----- SUPPLIED RECORDS
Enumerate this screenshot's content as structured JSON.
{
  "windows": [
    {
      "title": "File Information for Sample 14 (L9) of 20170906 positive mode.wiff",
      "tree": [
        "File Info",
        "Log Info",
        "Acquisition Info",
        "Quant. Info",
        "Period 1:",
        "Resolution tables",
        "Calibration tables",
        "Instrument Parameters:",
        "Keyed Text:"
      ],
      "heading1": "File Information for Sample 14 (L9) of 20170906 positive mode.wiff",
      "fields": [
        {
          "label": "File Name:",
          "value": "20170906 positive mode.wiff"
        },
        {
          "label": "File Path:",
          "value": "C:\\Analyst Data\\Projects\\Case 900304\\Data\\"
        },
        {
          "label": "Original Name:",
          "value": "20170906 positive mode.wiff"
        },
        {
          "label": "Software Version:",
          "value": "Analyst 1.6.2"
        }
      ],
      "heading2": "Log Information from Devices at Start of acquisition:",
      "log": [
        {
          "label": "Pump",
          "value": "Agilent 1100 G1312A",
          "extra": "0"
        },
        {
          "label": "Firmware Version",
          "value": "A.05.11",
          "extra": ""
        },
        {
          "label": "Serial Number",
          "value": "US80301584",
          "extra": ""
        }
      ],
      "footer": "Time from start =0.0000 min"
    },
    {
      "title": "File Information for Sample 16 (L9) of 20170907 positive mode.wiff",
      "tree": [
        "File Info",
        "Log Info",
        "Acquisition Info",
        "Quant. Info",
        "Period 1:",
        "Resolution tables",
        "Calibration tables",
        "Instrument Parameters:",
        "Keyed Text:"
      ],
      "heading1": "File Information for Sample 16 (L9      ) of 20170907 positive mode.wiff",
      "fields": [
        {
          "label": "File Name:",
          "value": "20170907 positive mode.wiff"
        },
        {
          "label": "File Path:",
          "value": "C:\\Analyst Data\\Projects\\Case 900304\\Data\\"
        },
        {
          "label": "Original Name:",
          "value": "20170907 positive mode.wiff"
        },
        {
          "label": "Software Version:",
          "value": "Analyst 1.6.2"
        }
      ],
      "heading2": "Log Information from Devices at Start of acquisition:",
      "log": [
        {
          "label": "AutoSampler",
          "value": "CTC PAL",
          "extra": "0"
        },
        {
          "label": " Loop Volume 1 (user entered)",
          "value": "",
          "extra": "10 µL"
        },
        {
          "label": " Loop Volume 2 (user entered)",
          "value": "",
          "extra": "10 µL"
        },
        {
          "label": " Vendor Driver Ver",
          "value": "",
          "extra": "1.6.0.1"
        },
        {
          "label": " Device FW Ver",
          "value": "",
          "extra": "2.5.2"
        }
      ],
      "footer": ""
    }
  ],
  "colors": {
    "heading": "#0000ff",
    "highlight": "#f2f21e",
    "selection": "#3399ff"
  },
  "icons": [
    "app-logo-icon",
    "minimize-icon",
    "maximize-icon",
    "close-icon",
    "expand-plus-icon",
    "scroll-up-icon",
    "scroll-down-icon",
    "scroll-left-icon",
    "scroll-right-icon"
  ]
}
----------
EXERCISE
From the records above, extract every line exactly as it stands.

CORRECT OUTPUT
Enumerate this screenshot's content as structured JSON.
{
  "windows": [
    {
      "title": "File Information for Sample 14 (L9) of 20170906 positive mode.wiff",
      "tree": [
        "File Info",
        "Log Info",
        "Acquisition Info",
        "Quant. Info",
        "Period 1:",
        "Resolution tables",
        "Calibration tables",
        "Instrument Parameters:",
        "Keyed Text:"
      ],
      "heading1": "File Information for Sample 14 (L9) of 20170906 positive mode.wiff",
      "fields": [
        {
          "label": "File Name:",
          "value": "20170906 positive mode.wiff"
        },
        {
          "label": "File Path:",
          "value": "C:\\Analyst Data\\Projects\\Case 900304\\Data\\"
        },
        {
          "label": "Original Name:",
          "value": "20170906 positive mode.wiff"
        },
        {
          "label": "Software Version:",
          "value": "Analyst 1.6.2"
        }
      ],
      "heading2": "Log Information from Devices at Start of acquisition:",
      "log": [
        {
          "label": "Pump",
          "value": "Agilent 1100 G1312A",
          "extra": "0"
        },
        {
          "label": "Firmware Version",
          "value": "A.05.11",
          "extra": ""
        },
        {
          "label": "Serial Number",
          "value": "US80301584",
          "extra": ""
        }
      ],
      "footer": "Time from start =0.0000 min"
    },
    {
      "title": "File Information for Sample 16 (L9) of 20170907 positive mode.wiff",
      "tree": [
        "File Info",
        "Log Info",
        "Acquisition Info",
        "Quant. Info",
        "Period 1:",
        "Resolution tables",
        "Calibration tables",
        "Instrument Parameters:",
        "Keyed Text:"
      ],
      "heading1": "File Information for Sample 16 (L9      ) of 20170907 positive mode.wiff",
      "fields": [
        {
          "label": "File Name:",
          "value": "20170907 positive mode.wiff"
        },
        {
          "label": "File Path:",
          "value": "C:\\Analyst Data\\Projects\\Case 900304\\Data\\"
        },
        {
          "label": "Original Name:",
          "value": "20170907 positive mode.wiff"
        },
        {
          "label": "Software Version:",
          "value": "Analyst 1.6.2"
        }
      ],
      "heading2": "Log Information from Devices at Start of acquisition:",
      "log": [
        {
          "label": "AutoSampler",
          "value": "CTC PAL",
          "extra": "0"
        },
        {
          "label": " Loop Volume 1 (user entered)",
          "value": "",
          "extra": "10 µL"
        },
        {
          "label": " Loop Volume 2 (user entered)",
          "value": "",
          "extra": "10 µL"
        },
        {
          "label": " Vendor Driver Ver",
          "value": "",
          "extra": "1.6.0.1"
        },
        {
          "label": " Device FW Ver",
          "value": "",
          "extra": "2.5.2"
        }
      ],
      "footer": ""
    }
  ],
  "colors": {
    "heading": "#0000ff",
    "highlight": "#f2f21e",
    "selection": "#3399ff"
  },
  "icons": [
    "app-logo-icon",
    "minimize-icon",
    "maximize-icon",
    "close-icon",
    "expand-plus-icon",
    "scroll-up-icon",
    "scroll-down-icon",
    "scroll-left-icon",
    "scroll-right-icon"
  ]
}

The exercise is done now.